AVAILABLE DATA:
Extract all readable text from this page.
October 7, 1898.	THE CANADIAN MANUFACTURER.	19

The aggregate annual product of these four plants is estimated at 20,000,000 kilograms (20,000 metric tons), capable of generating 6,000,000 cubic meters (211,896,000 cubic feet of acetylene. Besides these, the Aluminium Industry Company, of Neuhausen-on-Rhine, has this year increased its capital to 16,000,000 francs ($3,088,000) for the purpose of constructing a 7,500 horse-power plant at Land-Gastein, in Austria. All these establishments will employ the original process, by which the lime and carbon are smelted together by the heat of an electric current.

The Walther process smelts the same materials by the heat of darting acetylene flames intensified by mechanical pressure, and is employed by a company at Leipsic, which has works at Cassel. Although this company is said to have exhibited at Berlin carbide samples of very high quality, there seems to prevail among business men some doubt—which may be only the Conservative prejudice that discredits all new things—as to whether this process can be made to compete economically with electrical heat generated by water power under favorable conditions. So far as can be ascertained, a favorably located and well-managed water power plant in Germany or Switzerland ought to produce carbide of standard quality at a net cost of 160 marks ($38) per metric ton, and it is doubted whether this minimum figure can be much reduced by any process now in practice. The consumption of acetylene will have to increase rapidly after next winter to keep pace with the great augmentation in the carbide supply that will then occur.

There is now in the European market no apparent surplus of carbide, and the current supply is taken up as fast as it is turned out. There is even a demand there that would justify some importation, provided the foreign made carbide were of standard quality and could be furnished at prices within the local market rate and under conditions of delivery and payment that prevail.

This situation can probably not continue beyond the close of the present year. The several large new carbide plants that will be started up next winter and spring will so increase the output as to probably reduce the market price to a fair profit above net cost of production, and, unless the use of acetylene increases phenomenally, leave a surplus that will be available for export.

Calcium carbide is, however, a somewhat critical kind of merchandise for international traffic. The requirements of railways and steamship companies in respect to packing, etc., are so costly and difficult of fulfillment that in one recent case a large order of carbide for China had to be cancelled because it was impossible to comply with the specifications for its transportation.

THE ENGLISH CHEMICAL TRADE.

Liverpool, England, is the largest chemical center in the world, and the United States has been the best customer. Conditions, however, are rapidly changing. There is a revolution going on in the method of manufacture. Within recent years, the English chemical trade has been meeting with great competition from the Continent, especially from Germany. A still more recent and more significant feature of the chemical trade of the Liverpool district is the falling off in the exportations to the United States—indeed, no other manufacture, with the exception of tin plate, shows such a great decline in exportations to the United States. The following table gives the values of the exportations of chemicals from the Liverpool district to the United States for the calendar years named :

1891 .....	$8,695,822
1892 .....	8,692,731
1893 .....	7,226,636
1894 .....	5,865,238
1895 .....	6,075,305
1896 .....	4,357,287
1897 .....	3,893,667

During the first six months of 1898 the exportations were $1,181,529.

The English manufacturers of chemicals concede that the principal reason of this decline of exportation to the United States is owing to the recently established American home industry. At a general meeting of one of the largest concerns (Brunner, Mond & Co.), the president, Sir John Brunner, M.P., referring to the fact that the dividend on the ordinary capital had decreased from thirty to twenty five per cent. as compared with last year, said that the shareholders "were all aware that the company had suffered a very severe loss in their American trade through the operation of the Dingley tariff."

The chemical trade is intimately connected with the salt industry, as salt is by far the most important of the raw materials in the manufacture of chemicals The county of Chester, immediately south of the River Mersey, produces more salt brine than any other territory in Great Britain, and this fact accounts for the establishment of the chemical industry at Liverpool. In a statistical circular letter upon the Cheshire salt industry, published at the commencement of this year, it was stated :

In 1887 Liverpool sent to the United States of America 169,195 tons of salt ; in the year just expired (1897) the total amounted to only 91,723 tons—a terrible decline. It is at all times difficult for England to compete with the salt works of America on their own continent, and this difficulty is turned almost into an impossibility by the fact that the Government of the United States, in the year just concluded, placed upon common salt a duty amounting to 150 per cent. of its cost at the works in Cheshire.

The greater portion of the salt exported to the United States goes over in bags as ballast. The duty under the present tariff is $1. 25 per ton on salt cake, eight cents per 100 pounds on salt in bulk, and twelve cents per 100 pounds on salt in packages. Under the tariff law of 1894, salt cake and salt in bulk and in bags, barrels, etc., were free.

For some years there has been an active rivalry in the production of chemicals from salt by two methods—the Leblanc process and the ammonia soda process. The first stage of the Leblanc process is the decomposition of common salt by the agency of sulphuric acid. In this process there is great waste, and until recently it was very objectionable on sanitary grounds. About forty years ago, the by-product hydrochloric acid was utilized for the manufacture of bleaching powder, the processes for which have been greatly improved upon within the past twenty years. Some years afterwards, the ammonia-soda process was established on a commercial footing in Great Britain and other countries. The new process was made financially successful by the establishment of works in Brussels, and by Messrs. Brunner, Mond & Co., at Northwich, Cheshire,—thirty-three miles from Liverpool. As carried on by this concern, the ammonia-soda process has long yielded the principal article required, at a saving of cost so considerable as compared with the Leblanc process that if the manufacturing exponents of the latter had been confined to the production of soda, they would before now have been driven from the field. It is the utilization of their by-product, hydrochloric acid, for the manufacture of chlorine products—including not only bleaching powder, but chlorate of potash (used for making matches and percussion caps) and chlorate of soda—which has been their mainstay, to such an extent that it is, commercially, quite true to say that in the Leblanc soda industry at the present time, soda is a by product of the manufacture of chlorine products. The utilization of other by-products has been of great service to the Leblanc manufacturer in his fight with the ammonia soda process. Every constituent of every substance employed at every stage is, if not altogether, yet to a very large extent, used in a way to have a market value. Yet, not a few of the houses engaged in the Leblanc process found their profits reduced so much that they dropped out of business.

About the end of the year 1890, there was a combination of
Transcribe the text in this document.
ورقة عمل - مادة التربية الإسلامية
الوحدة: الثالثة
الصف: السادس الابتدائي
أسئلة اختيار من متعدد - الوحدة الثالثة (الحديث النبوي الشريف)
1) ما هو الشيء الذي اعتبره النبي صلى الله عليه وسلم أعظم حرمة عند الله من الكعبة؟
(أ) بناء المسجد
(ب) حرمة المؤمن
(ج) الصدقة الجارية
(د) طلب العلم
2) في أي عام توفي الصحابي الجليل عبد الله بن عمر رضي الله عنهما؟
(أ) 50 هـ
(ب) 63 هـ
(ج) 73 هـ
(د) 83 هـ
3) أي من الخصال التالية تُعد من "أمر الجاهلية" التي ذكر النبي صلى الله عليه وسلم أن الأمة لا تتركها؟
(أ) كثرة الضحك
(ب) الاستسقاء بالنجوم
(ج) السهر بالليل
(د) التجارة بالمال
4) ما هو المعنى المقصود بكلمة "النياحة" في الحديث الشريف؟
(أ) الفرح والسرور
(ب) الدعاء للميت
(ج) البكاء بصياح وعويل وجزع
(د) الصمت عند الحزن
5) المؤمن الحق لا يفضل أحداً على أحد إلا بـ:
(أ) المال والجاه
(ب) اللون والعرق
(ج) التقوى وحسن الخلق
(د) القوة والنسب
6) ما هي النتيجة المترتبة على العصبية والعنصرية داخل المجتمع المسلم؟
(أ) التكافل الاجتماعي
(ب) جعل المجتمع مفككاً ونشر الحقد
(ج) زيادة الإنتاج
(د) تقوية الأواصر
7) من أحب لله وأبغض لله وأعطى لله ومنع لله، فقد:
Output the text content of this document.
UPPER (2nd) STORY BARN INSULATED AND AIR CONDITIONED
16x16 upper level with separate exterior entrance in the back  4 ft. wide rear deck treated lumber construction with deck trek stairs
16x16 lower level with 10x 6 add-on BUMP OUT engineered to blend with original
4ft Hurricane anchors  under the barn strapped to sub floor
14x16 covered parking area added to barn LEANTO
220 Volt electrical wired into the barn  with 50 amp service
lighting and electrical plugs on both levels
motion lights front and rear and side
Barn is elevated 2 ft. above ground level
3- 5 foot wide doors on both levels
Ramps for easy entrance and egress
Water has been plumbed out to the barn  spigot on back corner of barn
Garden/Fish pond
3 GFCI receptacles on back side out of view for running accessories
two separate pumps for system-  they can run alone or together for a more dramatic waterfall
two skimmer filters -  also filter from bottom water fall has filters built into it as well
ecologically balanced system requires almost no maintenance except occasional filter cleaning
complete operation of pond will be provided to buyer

DIRECTIONS FOR THIS TASK: State the number of lines in the data that include the string "separate", and add nothing else.

RIGHT ANSWER: 2